**Problem requirements**
Output a single figure: the number of lines in which the word "that" appears.

**The data**
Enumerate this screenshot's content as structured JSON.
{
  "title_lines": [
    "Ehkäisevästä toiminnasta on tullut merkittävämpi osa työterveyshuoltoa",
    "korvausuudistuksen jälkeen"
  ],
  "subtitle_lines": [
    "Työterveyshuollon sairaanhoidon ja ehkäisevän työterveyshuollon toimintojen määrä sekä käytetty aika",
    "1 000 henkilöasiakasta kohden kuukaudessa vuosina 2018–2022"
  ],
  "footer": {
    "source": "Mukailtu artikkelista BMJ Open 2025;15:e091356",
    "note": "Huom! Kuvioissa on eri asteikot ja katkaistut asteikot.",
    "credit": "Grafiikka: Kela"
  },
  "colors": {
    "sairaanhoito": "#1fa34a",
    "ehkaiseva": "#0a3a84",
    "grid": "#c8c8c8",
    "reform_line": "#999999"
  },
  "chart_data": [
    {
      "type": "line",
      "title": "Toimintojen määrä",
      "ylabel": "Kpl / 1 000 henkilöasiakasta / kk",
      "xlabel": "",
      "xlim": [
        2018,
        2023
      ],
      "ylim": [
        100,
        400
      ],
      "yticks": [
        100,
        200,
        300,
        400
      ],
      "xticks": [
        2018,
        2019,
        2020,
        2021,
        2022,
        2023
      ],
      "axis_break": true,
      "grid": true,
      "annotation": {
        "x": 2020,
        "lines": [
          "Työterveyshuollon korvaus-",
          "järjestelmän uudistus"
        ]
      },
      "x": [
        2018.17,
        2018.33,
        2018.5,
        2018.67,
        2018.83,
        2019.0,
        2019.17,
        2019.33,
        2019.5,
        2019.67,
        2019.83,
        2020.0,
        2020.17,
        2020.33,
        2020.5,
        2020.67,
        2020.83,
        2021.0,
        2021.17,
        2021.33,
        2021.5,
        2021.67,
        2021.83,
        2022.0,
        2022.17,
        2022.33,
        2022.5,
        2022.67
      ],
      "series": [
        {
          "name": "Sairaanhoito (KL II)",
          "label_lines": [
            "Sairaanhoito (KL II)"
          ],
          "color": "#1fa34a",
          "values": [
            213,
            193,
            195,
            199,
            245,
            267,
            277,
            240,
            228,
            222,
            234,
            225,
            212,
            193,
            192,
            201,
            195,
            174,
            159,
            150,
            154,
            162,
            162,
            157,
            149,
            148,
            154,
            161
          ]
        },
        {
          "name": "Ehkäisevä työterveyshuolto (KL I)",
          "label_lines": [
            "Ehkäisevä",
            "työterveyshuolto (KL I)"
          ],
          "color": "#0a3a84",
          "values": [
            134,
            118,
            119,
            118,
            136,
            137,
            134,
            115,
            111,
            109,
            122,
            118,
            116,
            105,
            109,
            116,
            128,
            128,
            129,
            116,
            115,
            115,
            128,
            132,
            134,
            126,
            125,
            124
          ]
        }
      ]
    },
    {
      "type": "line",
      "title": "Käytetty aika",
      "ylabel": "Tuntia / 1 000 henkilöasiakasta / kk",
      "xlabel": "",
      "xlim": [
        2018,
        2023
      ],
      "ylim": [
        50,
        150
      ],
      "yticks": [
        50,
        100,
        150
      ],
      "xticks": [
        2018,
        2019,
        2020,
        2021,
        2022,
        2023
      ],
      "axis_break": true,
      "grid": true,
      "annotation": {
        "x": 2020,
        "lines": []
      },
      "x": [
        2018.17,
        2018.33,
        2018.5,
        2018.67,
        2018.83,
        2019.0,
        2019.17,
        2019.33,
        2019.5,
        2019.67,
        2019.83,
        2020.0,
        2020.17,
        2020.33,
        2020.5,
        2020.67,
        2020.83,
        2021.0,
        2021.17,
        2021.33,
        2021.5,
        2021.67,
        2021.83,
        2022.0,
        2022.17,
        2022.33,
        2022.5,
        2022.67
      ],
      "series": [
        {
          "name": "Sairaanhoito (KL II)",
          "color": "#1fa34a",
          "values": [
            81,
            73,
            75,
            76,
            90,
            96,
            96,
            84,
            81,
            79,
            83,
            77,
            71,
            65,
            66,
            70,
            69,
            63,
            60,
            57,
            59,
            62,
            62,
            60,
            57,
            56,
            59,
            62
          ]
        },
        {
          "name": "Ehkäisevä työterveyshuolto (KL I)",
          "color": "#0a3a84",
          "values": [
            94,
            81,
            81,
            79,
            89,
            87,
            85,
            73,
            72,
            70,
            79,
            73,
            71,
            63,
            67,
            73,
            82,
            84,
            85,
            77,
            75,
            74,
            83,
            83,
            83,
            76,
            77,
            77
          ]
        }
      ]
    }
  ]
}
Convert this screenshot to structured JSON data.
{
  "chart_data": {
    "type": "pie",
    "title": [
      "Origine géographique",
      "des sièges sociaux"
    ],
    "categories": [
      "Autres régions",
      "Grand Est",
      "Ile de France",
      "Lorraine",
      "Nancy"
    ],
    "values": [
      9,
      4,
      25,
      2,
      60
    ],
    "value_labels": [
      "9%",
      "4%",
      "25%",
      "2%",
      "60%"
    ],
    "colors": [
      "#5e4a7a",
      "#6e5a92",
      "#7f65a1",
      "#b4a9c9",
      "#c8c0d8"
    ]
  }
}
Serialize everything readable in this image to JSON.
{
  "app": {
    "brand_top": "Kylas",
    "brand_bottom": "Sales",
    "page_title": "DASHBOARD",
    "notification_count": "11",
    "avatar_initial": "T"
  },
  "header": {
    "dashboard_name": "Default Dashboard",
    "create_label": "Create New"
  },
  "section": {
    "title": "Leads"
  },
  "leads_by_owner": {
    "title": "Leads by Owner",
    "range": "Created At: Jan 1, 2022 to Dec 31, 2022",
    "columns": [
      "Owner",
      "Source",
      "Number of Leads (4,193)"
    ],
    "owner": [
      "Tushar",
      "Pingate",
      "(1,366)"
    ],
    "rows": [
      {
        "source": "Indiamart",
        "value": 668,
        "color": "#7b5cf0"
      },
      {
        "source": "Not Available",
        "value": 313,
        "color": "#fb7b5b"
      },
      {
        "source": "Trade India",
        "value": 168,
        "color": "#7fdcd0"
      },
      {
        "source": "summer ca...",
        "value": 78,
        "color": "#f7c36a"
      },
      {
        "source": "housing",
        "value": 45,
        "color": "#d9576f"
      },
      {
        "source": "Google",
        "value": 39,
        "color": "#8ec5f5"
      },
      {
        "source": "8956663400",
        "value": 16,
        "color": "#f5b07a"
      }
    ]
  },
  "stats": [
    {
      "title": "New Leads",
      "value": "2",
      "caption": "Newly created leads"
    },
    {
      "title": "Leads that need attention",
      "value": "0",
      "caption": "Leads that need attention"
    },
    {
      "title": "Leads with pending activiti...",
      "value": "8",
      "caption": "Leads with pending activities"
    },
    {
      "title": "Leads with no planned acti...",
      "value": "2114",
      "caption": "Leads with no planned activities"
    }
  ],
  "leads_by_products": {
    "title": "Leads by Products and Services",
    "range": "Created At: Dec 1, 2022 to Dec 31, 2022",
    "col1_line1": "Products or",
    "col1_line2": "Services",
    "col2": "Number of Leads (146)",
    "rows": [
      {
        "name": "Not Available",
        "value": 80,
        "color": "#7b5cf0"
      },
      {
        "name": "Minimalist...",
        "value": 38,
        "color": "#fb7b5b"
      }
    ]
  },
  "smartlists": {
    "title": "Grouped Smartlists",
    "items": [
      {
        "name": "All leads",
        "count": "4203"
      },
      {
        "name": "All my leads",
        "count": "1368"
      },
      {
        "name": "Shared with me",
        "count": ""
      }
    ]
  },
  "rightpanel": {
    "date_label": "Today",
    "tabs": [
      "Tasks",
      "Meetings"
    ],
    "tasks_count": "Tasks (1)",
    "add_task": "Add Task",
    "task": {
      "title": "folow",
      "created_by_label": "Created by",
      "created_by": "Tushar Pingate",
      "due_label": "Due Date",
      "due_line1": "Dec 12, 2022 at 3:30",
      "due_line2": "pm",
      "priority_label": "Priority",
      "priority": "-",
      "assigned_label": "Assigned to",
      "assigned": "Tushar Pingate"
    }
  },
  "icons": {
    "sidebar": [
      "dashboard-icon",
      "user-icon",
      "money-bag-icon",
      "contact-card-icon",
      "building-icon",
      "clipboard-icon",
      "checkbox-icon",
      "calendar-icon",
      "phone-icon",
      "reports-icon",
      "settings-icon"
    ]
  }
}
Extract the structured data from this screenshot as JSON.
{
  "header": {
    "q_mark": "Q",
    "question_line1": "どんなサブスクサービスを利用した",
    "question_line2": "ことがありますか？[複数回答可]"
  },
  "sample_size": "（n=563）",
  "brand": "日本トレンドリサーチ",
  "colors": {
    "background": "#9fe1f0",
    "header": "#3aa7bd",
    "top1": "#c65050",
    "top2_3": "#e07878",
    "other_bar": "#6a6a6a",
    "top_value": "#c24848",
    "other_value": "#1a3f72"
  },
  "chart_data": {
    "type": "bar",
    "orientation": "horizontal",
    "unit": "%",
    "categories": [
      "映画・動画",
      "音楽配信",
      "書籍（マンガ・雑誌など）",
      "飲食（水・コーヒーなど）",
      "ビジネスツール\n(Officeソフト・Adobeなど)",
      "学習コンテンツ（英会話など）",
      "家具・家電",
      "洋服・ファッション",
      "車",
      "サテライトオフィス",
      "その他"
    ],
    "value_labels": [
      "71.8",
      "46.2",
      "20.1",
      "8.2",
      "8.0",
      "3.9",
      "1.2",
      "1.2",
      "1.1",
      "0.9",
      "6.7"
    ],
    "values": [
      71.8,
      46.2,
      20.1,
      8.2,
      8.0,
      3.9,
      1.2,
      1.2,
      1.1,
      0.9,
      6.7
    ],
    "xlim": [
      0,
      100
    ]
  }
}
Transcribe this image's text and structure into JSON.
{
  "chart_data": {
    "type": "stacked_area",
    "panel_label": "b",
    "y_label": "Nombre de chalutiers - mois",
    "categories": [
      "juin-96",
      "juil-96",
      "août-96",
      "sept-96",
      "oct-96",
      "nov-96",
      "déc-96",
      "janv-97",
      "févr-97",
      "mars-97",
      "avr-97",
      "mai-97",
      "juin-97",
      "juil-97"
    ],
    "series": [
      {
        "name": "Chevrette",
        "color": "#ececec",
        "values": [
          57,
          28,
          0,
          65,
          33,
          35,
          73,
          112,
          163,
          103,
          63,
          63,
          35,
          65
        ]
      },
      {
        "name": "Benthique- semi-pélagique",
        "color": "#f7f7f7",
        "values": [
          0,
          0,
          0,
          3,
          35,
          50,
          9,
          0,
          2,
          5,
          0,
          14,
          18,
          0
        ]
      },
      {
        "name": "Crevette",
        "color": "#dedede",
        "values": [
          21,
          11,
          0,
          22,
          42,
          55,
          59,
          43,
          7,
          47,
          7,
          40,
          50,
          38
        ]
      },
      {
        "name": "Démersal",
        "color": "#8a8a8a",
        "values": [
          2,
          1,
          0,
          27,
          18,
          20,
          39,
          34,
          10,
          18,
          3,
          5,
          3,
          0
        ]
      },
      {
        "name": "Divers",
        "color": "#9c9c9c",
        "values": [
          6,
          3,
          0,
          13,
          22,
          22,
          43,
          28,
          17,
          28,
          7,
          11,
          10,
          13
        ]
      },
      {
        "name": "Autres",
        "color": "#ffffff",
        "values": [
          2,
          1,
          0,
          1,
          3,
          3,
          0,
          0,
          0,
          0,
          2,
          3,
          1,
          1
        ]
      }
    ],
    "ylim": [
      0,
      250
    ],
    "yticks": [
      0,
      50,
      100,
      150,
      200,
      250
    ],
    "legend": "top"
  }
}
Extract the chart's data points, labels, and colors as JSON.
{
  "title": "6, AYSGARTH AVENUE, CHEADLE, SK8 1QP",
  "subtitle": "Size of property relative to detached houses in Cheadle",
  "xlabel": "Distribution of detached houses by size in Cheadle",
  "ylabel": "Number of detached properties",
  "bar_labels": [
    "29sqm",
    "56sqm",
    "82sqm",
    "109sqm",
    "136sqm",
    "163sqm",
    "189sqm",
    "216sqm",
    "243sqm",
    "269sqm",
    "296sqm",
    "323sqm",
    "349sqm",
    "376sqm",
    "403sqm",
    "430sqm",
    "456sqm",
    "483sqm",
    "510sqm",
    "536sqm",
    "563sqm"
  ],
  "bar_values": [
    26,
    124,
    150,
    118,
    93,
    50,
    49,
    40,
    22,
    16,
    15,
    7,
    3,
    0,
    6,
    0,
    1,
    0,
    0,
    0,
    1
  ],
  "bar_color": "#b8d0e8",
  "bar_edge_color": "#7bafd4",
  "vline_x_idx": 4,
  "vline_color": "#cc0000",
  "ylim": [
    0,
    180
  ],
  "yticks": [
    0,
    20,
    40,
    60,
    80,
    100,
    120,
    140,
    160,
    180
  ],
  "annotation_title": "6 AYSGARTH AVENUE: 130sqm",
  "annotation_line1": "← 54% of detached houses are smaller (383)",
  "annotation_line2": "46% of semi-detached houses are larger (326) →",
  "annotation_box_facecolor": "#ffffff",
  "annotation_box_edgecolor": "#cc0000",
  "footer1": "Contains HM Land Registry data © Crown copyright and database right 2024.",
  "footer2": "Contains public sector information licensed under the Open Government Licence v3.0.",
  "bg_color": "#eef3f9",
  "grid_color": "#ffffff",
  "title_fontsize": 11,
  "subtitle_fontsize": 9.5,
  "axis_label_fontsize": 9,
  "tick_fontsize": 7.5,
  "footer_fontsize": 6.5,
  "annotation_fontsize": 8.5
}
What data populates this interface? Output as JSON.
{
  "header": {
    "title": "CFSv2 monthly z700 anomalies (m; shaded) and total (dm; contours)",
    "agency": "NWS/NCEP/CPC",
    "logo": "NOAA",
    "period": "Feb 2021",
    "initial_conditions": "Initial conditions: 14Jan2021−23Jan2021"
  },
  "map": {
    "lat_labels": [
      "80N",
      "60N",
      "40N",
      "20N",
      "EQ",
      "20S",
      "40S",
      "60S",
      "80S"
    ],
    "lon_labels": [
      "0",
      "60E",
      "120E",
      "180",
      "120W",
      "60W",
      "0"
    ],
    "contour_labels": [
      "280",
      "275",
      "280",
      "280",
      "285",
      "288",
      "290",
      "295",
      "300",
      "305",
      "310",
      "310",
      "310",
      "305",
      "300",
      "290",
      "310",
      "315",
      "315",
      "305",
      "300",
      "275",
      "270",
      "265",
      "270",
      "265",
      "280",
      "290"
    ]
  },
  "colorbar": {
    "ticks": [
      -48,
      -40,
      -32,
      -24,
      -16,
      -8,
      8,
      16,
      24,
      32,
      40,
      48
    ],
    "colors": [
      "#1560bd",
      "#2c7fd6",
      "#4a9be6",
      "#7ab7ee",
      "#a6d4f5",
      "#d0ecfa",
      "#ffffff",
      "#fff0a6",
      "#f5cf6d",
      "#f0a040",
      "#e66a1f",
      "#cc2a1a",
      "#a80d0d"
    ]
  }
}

**The completed task**
2